▶

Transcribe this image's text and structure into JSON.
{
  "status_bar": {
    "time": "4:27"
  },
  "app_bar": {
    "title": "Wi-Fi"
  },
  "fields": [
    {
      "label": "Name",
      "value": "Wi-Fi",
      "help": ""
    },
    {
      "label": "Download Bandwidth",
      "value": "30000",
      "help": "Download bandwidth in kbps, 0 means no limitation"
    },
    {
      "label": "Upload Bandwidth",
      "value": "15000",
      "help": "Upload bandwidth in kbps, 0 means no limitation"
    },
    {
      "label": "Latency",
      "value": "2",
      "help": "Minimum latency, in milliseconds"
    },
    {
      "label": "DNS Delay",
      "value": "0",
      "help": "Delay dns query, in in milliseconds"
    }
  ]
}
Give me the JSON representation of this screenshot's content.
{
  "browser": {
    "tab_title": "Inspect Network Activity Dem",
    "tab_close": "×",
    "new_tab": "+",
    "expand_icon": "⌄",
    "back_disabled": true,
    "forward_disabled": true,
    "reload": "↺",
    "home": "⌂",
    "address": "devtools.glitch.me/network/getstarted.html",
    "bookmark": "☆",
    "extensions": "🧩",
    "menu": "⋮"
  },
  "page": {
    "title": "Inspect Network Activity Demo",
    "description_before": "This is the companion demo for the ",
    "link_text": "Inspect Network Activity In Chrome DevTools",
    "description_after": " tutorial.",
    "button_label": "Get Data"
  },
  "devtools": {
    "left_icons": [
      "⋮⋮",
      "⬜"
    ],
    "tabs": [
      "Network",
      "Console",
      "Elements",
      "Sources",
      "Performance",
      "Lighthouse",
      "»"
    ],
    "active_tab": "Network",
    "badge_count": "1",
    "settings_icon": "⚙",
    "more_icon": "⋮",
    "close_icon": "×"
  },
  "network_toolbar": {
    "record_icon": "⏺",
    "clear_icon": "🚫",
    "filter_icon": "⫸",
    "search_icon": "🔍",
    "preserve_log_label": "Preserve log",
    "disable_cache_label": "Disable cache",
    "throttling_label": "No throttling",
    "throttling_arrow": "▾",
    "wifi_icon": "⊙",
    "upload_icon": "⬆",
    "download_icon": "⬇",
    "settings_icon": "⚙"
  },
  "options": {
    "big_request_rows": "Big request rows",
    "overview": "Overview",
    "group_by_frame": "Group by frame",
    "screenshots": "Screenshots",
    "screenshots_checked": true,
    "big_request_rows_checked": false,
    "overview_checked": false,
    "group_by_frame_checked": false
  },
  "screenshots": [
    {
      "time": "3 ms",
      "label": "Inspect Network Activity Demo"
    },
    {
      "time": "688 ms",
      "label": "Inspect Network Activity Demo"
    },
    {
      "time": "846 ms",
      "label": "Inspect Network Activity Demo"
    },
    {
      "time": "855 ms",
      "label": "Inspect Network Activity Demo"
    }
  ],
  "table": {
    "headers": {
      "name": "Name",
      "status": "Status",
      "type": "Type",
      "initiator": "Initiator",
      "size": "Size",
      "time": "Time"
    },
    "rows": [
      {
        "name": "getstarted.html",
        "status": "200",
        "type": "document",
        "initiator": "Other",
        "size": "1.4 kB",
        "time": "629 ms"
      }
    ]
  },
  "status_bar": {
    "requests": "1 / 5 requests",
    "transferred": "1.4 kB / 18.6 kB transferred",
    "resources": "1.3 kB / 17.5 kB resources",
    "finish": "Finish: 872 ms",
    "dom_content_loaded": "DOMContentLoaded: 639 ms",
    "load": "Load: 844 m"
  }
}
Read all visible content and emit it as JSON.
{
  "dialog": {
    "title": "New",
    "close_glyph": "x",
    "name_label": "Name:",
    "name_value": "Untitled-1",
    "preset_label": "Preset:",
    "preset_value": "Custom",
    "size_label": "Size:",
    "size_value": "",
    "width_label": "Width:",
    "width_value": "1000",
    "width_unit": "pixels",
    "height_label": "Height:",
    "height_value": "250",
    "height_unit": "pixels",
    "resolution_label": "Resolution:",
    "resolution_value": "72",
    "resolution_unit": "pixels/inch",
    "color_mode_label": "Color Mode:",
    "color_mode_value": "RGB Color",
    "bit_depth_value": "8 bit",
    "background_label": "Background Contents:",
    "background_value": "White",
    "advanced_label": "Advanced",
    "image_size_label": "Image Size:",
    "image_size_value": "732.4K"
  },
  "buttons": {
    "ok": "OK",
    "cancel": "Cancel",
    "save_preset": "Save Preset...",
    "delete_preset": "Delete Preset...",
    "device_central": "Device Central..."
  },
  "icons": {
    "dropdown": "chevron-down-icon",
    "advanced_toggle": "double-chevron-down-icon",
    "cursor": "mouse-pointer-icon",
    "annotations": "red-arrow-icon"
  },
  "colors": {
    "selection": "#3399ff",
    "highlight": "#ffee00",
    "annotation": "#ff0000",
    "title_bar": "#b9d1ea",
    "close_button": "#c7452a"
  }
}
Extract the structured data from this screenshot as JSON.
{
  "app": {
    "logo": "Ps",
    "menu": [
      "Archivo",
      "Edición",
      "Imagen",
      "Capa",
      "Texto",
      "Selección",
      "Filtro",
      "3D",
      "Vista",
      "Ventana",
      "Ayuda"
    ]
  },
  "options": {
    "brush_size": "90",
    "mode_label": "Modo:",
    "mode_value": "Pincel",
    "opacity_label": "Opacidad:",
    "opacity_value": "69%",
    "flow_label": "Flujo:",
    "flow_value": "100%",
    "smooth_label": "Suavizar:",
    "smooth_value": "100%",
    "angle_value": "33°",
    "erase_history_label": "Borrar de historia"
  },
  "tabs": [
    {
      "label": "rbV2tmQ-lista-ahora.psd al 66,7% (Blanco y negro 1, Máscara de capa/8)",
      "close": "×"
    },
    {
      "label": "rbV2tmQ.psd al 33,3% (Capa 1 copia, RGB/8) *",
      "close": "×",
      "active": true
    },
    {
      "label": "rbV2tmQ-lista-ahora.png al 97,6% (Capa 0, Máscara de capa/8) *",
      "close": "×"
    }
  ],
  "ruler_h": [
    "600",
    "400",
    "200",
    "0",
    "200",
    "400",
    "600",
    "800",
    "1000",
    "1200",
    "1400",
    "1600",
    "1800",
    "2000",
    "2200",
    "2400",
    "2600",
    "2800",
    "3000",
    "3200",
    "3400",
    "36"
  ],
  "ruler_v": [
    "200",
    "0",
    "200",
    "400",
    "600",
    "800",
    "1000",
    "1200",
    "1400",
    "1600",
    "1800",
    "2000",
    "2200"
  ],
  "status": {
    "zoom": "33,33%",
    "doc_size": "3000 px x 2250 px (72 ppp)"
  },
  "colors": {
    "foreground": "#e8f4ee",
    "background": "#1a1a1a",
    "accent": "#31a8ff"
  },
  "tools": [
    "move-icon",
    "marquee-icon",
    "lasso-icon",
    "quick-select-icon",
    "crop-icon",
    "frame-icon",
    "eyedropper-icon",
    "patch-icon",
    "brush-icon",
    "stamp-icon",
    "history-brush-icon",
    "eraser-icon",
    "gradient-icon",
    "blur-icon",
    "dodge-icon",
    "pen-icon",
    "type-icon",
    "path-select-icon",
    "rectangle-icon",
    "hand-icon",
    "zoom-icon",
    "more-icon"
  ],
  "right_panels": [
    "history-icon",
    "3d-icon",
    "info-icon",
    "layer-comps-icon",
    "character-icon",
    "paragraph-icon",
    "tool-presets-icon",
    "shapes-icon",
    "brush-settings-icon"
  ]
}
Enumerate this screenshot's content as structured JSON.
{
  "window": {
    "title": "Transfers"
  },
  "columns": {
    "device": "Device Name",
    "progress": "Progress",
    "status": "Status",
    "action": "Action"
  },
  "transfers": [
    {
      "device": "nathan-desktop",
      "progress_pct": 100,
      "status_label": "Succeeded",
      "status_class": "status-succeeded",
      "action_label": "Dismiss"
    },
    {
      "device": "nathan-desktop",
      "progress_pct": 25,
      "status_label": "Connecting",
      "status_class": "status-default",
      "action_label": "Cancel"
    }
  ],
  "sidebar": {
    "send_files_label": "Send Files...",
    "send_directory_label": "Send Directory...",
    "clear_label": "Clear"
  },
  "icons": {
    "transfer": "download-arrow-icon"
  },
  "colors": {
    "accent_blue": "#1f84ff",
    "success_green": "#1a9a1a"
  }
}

◀

What you have to do:
Copy each line of the records that contains the word "time".

Full solution:
    "time": "4:27"
      "time": "3 ms",
      "time": "688 ms",
      "time": "846 ms",
      "time": "855 ms",
      "time": "Time"
        "time": "629 ms"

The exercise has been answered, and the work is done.